* _Records contained in a dataset_:
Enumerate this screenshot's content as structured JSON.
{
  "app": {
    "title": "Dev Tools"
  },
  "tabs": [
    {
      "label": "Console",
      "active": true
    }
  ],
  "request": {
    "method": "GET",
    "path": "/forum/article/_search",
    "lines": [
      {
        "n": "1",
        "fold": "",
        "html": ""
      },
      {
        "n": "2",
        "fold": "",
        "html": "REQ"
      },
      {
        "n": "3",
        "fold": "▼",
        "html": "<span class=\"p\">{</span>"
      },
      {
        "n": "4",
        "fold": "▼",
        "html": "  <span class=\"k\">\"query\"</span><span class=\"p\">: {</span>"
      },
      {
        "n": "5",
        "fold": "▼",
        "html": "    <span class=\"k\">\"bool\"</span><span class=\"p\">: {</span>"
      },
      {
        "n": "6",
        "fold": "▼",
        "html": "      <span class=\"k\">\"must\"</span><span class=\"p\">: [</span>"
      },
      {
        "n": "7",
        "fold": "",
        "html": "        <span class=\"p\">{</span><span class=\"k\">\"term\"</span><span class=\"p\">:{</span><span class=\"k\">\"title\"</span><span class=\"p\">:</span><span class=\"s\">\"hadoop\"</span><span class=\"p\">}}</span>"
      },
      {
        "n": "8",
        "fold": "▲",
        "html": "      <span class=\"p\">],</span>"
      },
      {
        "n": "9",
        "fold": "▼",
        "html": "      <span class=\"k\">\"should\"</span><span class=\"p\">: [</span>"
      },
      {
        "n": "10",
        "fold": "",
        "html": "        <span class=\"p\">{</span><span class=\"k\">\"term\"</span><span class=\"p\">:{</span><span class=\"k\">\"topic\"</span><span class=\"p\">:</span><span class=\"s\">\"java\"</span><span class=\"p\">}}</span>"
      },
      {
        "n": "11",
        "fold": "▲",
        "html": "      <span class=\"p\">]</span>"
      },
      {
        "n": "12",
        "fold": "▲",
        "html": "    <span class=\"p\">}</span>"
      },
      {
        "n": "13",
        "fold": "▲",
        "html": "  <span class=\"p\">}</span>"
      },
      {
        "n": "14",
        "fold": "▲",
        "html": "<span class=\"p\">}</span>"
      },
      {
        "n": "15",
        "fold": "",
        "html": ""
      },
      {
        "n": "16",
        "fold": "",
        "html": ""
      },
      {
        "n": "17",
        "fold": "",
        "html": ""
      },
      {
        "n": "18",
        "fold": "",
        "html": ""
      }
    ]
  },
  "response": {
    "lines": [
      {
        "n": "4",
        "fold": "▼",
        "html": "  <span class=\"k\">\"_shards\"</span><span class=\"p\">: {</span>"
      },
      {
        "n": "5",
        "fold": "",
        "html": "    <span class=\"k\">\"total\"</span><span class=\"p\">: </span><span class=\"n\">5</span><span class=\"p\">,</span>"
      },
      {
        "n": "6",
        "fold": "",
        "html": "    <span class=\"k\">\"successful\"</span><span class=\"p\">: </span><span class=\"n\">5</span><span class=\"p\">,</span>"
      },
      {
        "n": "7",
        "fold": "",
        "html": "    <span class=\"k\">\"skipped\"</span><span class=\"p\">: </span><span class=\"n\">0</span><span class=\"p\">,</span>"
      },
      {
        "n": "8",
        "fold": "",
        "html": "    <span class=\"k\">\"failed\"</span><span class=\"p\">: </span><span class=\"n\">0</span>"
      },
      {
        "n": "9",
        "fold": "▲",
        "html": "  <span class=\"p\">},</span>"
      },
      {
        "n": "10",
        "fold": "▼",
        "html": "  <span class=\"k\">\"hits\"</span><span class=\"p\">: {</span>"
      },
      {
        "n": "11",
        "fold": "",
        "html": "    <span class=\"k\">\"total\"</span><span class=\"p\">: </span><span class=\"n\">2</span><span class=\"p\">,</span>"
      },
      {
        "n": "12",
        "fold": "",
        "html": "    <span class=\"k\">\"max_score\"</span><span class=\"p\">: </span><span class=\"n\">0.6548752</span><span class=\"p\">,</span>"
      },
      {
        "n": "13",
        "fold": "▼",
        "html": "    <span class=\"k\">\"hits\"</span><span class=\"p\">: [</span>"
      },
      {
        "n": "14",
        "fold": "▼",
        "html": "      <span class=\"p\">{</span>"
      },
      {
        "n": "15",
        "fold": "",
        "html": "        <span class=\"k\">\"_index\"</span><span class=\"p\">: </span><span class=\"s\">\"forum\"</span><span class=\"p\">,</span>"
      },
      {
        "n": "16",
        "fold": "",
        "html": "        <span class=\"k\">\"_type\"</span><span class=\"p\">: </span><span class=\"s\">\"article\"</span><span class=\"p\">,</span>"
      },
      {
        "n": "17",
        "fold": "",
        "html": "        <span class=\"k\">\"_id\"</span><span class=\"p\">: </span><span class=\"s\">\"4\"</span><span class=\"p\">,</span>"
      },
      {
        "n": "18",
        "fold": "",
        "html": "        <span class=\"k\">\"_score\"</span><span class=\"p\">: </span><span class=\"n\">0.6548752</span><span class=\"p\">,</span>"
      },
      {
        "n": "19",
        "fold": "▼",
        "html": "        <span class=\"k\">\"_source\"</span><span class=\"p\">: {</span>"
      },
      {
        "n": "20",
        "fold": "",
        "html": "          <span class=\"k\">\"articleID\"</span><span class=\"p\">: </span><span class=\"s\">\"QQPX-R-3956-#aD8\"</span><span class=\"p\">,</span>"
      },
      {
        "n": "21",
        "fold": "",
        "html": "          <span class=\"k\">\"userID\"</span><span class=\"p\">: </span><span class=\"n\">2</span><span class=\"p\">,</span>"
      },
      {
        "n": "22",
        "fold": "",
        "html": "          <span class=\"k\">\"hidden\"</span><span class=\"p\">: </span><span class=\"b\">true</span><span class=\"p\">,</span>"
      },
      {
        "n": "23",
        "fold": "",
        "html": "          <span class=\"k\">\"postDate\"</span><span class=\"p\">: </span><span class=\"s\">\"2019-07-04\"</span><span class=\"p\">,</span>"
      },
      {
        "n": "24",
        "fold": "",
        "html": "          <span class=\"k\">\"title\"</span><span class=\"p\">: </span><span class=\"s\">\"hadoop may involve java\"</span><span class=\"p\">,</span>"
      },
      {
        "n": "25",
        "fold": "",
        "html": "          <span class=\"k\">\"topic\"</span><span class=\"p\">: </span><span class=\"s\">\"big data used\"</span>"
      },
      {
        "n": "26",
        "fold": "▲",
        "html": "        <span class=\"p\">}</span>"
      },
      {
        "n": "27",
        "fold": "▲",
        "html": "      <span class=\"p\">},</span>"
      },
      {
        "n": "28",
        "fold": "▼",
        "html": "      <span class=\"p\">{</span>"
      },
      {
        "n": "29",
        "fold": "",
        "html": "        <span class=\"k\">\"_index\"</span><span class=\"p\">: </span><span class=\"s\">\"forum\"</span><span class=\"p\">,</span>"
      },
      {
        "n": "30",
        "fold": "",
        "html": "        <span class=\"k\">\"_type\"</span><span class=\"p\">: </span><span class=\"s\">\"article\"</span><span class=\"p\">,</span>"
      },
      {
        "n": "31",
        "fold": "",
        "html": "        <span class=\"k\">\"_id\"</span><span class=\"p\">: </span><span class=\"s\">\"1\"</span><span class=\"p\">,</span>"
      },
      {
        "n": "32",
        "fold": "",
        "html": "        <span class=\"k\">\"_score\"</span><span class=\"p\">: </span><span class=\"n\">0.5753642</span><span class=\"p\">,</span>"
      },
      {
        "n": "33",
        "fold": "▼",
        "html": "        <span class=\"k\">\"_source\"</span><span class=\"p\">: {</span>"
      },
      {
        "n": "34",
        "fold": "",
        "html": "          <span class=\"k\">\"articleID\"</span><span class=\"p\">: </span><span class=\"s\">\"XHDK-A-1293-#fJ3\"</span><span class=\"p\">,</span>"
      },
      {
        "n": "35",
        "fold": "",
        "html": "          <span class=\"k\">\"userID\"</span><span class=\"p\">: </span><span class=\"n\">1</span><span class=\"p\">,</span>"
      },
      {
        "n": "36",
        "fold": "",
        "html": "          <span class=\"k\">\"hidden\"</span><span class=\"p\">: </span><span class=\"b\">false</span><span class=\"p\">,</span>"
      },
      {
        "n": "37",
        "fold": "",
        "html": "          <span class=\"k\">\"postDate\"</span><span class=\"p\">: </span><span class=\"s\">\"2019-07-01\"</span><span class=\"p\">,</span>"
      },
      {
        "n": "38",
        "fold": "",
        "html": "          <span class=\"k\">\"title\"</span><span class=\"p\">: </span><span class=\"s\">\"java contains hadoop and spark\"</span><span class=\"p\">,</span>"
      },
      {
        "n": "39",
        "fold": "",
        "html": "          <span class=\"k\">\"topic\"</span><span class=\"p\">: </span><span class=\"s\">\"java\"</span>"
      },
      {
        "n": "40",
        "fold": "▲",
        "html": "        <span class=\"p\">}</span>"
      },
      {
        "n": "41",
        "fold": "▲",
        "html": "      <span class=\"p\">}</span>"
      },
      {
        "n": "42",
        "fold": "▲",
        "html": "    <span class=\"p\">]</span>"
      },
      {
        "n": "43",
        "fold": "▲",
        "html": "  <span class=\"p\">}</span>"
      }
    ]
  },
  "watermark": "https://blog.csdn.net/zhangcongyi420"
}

* _STATED PROBLEM_: Search the data above for the string "userID" and return every line that has it.

* _EXPECTED OUTPUT_:
        "html": "          <span class=\"k\">\"userID\"</span><span class=\"p\">: </span><span class=\"n\">2</span><span class=\"p\">,</span>"
        "html": "          <span class=\"k\">\"userID\"</span><span class=\"p\">: </span><span class=\"n\">1</span><span class=\"p\">,</span>"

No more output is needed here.